- **OBJECTIVE**: Quote each record exactly, please, leaving none out.

= = = =

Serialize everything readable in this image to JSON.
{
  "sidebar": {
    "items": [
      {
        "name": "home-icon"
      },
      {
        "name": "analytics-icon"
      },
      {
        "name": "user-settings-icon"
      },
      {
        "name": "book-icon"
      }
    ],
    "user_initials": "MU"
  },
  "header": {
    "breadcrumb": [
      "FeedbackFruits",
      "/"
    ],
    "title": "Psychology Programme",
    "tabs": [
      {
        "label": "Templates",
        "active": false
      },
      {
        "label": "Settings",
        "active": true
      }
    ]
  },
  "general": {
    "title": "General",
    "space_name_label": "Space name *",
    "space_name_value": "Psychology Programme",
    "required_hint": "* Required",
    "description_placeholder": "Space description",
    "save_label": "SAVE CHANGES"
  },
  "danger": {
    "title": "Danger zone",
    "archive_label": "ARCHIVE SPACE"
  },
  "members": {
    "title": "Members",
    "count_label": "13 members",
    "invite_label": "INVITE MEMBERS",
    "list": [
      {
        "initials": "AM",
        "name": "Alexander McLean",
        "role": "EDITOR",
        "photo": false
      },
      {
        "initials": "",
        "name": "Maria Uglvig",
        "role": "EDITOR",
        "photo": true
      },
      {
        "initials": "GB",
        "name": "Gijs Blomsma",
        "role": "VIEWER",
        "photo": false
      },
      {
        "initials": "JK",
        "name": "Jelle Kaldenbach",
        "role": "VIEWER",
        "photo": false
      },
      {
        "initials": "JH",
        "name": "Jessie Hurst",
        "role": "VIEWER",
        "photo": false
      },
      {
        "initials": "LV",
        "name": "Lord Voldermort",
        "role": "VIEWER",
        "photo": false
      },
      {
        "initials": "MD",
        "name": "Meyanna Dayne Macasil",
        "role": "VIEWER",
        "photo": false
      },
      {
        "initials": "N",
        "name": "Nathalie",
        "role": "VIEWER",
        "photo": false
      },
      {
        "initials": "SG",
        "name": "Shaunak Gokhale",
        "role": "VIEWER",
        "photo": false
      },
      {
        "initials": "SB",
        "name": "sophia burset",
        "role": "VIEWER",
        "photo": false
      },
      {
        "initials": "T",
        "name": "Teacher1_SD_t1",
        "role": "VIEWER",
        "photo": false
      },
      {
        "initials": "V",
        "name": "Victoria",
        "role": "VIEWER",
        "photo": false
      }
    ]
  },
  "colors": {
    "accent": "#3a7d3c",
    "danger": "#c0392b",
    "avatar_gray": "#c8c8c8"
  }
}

= = = =

- **RIGHT ANSWER**:
Serialize everything readable in this image to JSON.
{
  "sidebar": {
    "items": [
      {
        "name": "home-icon"
      },
      {
        "name": "analytics-icon"
      },
      {
        "name": "user-settings-icon"
      },
      {
        "name": "book-icon"
      }
    ],
    "user_initials": "MU"
  },
  "header": {
    "breadcrumb": [
      "FeedbackFruits",
      "/"
    ],
    "title": "Psychology Programme",
    "tabs": [
      {
        "label": "Templates",
        "active": false
      },
      {
        "label": "Settings",
        "active": true
      }
    ]
  },
  "general": {
    "title": "General",
    "space_name_label": "Space name *",
    "space_name_value": "Psychology Programme",
    "required_hint": "* Required",
    "description_placeholder": "Space description",
    "save_label": "SAVE CHANGES"
  },
  "danger": {
    "title": "Danger zone",
    "archive_label": "ARCHIVE SPACE"
  },
  "members": {
    "title": "Members",
    "count_label": "13 members",
    "invite_label": "INVITE MEMBERS",
    "list": [
      {
        "initials": "AM",
        "name": "Alexander McLean",
        "role": "EDITOR",
        "photo": false
      },
      {
        "initials": "",
        "name": "Maria Uglvig",
        "role": "EDITOR",
        "photo": true
      },
      {
        "initials": "GB",
        "name": "Gijs Blomsma",
        "role": "VIEWER",
        "photo": false
      },
      {
        "initials": "JK",
        "name": "Jelle Kaldenbach",
        "role": "VIEWER",
        "photo": false
      },
      {
        "initials": "JH",
        "name": "Jessie Hurst",
        "role": "VIEWER",
        "photo": false
      },
      {
        "initials": "LV",
        "name": "Lord Voldermort",
        "role": "VIEWER",
        "photo": false
      },
      {
        "initials": "MD",
        "name": "Meyanna Dayne Macasil",
        "role": "VIEWER",
        "photo": false
      },
      {
        "initials": "N",
        "name": "Nathalie",
        "role": "VIEWER",
        "photo": false
      },
      {
        "initials": "SG",
        "name": "Shaunak Gokhale",
        "role": "VIEWER",
        "photo": false
      },
      {
        "initials": "SB",
        "name": "sophia burset",
        "role": "VIEWER",
        "photo": false
      },
      {
        "initials": "T",
        "name": "Teacher1_SD_t1",
        "role": "VIEWER",
        "photo": false
      },
      {
        "initials": "V",
        "name": "Victoria",
        "role": "VIEWER",
        "photo": false
      }
    ]
  },
  "colors": {
    "accent": "#3a7d3c",
    "danger": "#c0392b",
    "avatar_gray": "#c8c8c8"
  }
}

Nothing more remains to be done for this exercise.